§ Objective
Reproduce every entry exactly.

§ Data for processing
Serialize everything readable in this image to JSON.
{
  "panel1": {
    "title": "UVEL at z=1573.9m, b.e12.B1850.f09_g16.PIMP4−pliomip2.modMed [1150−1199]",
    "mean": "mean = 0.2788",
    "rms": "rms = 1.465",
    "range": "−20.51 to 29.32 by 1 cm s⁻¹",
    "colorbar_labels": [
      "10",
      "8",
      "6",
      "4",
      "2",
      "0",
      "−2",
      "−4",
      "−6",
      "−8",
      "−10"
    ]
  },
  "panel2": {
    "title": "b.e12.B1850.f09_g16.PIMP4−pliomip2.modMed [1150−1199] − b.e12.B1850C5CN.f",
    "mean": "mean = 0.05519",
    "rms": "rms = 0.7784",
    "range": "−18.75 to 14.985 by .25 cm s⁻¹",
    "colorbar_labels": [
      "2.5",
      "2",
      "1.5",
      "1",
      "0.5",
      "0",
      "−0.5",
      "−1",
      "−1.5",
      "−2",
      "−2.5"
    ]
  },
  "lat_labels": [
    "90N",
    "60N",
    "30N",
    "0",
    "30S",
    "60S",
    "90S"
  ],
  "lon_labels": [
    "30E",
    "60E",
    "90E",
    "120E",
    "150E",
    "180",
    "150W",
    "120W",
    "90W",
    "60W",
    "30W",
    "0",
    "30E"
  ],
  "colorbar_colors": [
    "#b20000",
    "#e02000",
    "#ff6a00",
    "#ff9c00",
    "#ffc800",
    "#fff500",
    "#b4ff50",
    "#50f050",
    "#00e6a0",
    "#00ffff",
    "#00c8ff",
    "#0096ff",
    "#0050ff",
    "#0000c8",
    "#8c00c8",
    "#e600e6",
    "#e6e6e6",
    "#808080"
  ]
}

§ The response
Serialize everything readable in this image to JSON.
{
  "panel1": {
    "title": "UVEL at z=1573.9m, b.e12.B1850.f09_g16.PIMP4−pliomip2.modMed [1150−1199]",
    "mean": "mean = 0.2788",
    "rms": "rms = 1.465",
    "range": "−20.51 to 29.32 by 1 cm s⁻¹",
    "colorbar_labels": [
      "10",
      "8",
      "6",
      "4",
      "2",
      "0",
      "−2",
      "−4",
      "−6",
      "−8",
      "−10"
    ]
  },
  "panel2": {
    "title": "b.e12.B1850.f09_g16.PIMP4−pliomip2.modMed [1150−1199] − b.e12.B1850C5CN.f",
    "mean": "mean = 0.05519",
    "rms": "rms = 0.7784",
    "range": "−18.75 to 14.985 by .25 cm s⁻¹",
    "colorbar_labels": [
      "2.5",
      "2",
      "1.5",
      "1",
      "0.5",
      "0",
      "−0.5",
      "−1",
      "−1.5",
      "−2",
      "−2.5"
    ]
  },
  "lat_labels": [
    "90N",
    "60N",
    "30N",
    "0",
    "30S",
    "60S",
    "90S"
  ],
  "lon_labels": [
    "30E",
    "60E",
    "90E",
    "120E",
    "150E",
    "180",
    "150W",
    "120W",
    "90W",
    "60W",
    "30W",
    "0",
    "30E"
  ],
  "colorbar_colors": [
    "#b20000",
    "#e02000",
    "#ff6a00",
    "#ff9c00",
    "#ffc800",
    "#fff500",
    "#b4ff50",
    "#50f050",
    "#00e6a0",
    "#00ffff",
    "#00c8ff",
    "#0096ff",
    "#0050ff",
    "#0000c8",
    "#8c00c8",
    "#e600e6",
    "#e6e6e6",
    "#808080"
  ]
}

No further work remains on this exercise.